> _Excerpt from a dataset_:
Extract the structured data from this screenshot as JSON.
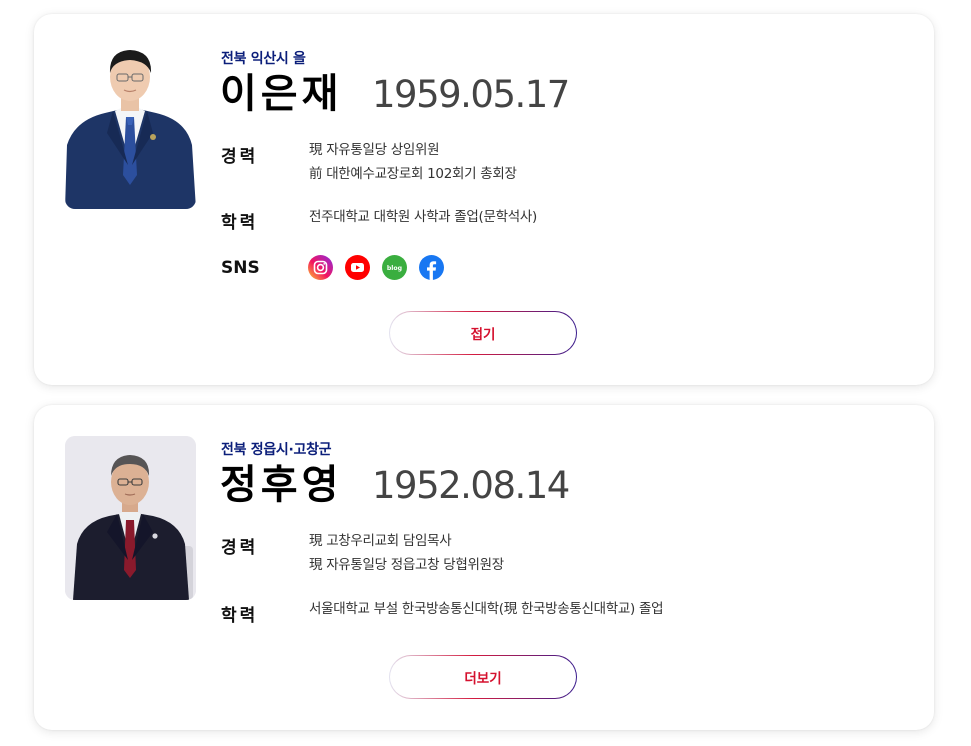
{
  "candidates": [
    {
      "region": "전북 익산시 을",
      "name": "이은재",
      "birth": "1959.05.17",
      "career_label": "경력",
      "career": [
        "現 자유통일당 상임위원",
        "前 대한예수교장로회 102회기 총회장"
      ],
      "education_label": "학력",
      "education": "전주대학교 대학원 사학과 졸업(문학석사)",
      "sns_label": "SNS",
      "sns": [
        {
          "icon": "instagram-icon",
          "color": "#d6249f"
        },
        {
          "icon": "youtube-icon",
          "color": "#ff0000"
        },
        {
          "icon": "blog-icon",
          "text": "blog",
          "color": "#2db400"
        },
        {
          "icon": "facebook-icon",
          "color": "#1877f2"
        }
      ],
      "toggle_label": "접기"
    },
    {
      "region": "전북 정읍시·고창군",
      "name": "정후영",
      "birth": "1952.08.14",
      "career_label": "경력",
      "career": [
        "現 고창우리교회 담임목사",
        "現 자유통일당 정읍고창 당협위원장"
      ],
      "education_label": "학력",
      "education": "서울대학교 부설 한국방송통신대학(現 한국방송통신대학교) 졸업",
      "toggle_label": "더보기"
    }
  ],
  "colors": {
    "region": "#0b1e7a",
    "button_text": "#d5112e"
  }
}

> _Goal_:
Review the preceding data and report every line that includes the string "region".

> _Solved exercise_:
      "region": "전북 익산시 을",
      "region": "전북 정읍시·고창군",
    "region": "#0b1e7a",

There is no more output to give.